====== Supplied records ======

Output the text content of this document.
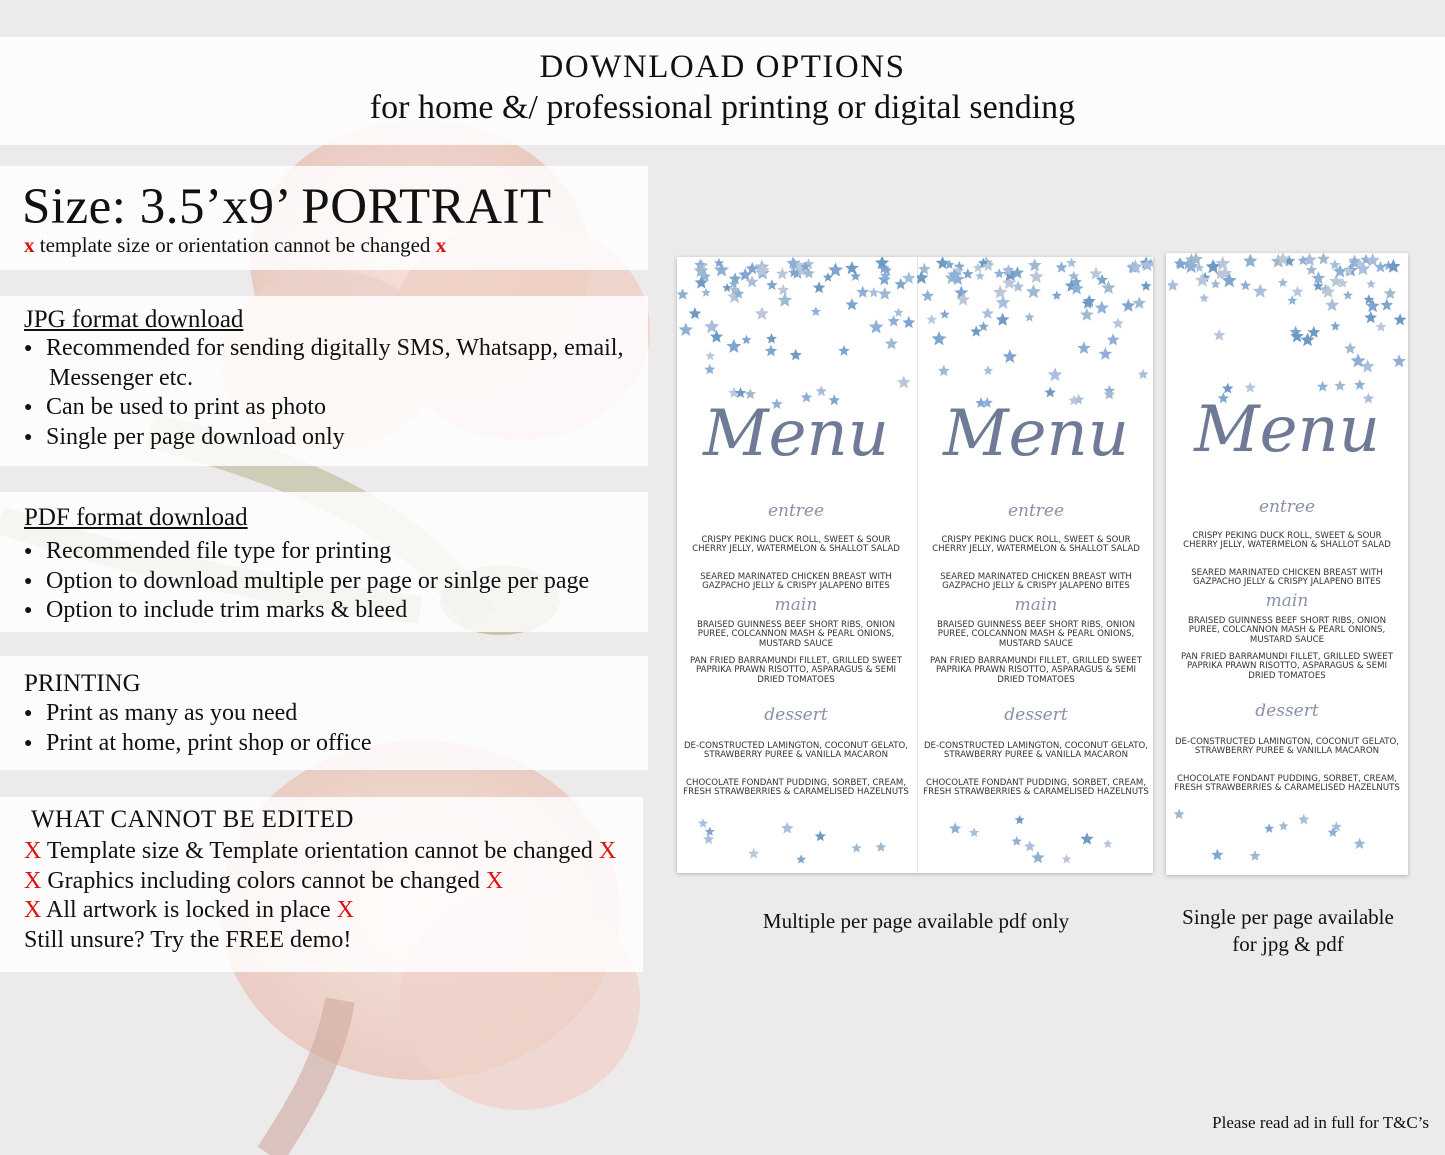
DOWNLOAD OPTIONS
for home &/ professional printing or digital sending
Size: 3.5’x9’ PORTRAIT
x template size or orientation cannot be changed x
JPG format download
● Recommended for sending digitally SMS, Whatsapp, email,
Messenger etc.
● Can be used to print as photo
● Single per page download only
PDF format download
● Recommended file type for printing
● Option to download multiple per page or sinlge per page
● Option to include trim marks & bleed
PRINTING
● Print as many as you need
● Print at home, print shop or office
WHAT CANNOT BE EDITED
X Template size & Template orientation cannot be changed X
X Graphics including colors cannot be changed X
X All artwork is locked in place X
Still unsure? Try the FREE demo!
Menu
entree
CRISPY PEKING DUCK ROLL, SWEET & SOUR CHERRY JELLY, WATERMELON & SHALLOT SALAD
SEARED MARINATED CHICKEN BREAST WITH GAZPACHO JELLY & CRISPY JALAPENO BITES
main
BRAISED GUINNESS BEEF SHORT RIBS, ONION PUREE, COLCANNON MASH & PEARL ONIONS, MUSTARD SAUCE
PAN FRIED BARRAMUNDI FILLET, GRILLED SWEET PAPRIKA PRAWN RISOTTO, ASPARAGUS & SEMI DRIED TOMATOES
dessert
DE-CONSTRUCTED LAMINGTON, COCONUT GELATO, STRAWBERRY PUREE & VANILLA MACARON
CHOCOLATE FONDANT PUDDING, SORBET, CREAM, FRESH STRAWBERRIES & CARAMELISED HAZELNUTS
Menu
entree
CRISPY PEKING DUCK ROLL, SWEET & SOUR CHERRY JELLY, WATERMELON & SHALLOT SALAD
SEARED MARINATED CHICKEN BREAST WITH GAZPACHO JELLY & CRISPY JALAPENO BITES
main
BRAISED GUINNESS BEEF SHORT RIBS, ONION PUREE, COLCANNON MASH & PEARL ONIONS, MUSTARD SAUCE
PAN FRIED BARRAMUNDI FILLET, GRILLED SWEET PAPRIKA PRAWN RISOTTO, ASPARAGUS & SEMI DRIED TOMATOES
dessert
DE-CONSTRUCTED LAMINGTON, COCONUT GELATO, STRAWBERRY PUREE & VANILLA MACARON
CHOCOLATE FONDANT PUDDING, SORBET, CREAM, FRESH STRAWBERRIES & CARAMELISED HAZELNUTS
Menu
entree
CRISPY PEKING DUCK ROLL, SWEET & SOUR CHERRY JELLY, WATERMELON & SHALLOT SALAD
SEARED MARINATED CHICKEN BREAST WITH GAZPACHO JELLY & CRISPY JALAPENO BITES
main
BRAISED GUINNESS BEEF SHORT RIBS, ONION PUREE, COLCANNON MASH & PEARL ONIONS, MUSTARD SAUCE
PAN FRIED BARRAMUNDI FILLET, GRILLED SWEET PAPRIKA PRAWN RISOTTO, ASPARAGUS & SEMI DRIED TOMATOES
dessert
DE-CONSTRUCTED LAMINGTON, COCONUT GELATO, STRAWBERRY PUREE & VANILLA MACARON
CHOCOLATE FONDANT PUDDING, SORBET, CREAM, FRESH STRAWBERRIES & CARAMELISED HAZELNUTS
Multiple per page available pdf only	Single per page available
for jpg & pdf
Please read ad in full for T&C’s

======

-- Brief --
Copy all the records above exactly, but leave out the pictures.

-- Written answer --
Output the text content of this document.
DOWNLOAD OPTIONS
for home &/ professional printing or digital sending
Size: 3.5’x9’ PORTRAIT
x template size or orientation cannot be changed x
JPG format download
● Recommended for sending digitally SMS, Whatsapp, email,
Messenger etc.
● Can be used to print as photo
● Single per page download only
PDF format download
● Recommended file type for printing
● Option to download multiple per page or sinlge per page
● Option to include trim marks & bleed
PRINTING
● Print as many as you need
● Print at home, print shop or office
WHAT CANNOT BE EDITED
X Template size & Template orientation cannot be changed X
X Graphics including colors cannot be changed X
X All artwork is locked in place X
Still unsure? Try the FREE demo!
Menu
entree
CRISPY PEKING DUCK ROLL, SWEET & SOUR CHERRY JELLY, WATERMELON & SHALLOT SALAD
SEARED MARINATED CHICKEN BREAST WITH GAZPACHO JELLY & CRISPY JALAPENO BITES
main
BRAISED GUINNESS BEEF SHORT RIBS, ONION PUREE, COLCANNON MASH & PEARL ONIONS, MUSTARD SAUCE
PAN FRIED BARRAMUNDI FILLET, GRILLED SWEET PAPRIKA PRAWN RISOTTO, ASPARAGUS & SEMI DRIED TOMATOES
dessert
DE-CONSTRUCTED LAMINGTON, COCONUT GELATO, STRAWBERRY PUREE & VANILLA MACARON
CHOCOLATE FONDANT PUDDING, SORBET, CREAM, FRESH STRAWBERRIES & CARAMELISED HAZELNUTS
Menu
entree
CRISPY PEKING DUCK ROLL, SWEET & SOUR CHERRY JELLY, WATERMELON & SHALLOT SALAD
SEARED MARINATED CHICKEN BREAST WITH GAZPACHO JELLY & CRISPY JALAPENO BITES
main
BRAISED GUINNESS BEEF SHORT RIBS, ONION PUREE, COLCANNON MASH & PEARL ONIONS, MUSTARD SAUCE
PAN FRIED BARRAMUNDI FILLET, GRILLED SWEET PAPRIKA PRAWN RISOTTO, ASPARAGUS & SEMI DRIED TOMATOES
dessert
DE-CONSTRUCTED LAMINGTON, COCONUT GELATO, STRAWBERRY PUREE & VANILLA MACARON
CHOCOLATE FONDANT PUDDING, SORBET, CREAM, FRESH STRAWBERRIES & CARAMELISED HAZELNUTS
Menu
entree
CRISPY PEKING DUCK ROLL, SWEET & SOUR CHERRY JELLY, WATERMELON & SHALLOT SALAD
SEARED MARINATED CHICKEN BREAST WITH GAZPACHO JELLY & CRISPY JALAPENO BITES
main
BRAISED GUINNESS BEEF SHORT RIBS, ONION PUREE, COLCANNON MASH & PEARL ONIONS, MUSTARD SAUCE
PAN FRIED BARRAMUNDI FILLET, GRILLED SWEET PAPRIKA PRAWN RISOTTO, ASPARAGUS & SEMI DRIED TOMATOES
dessert
DE-CONSTRUCTED LAMINGTON, COCONUT GELATO, STRAWBERRY PUREE & VANILLA MACARON
CHOCOLATE FONDANT PUDDING, SORBET, CREAM, FRESH STRAWBERRIES & CARAMELISED HAZELNUTS
Multiple per page available pdf only	Single per page available
for jpg & pdf
Please read ad in full for T&C’s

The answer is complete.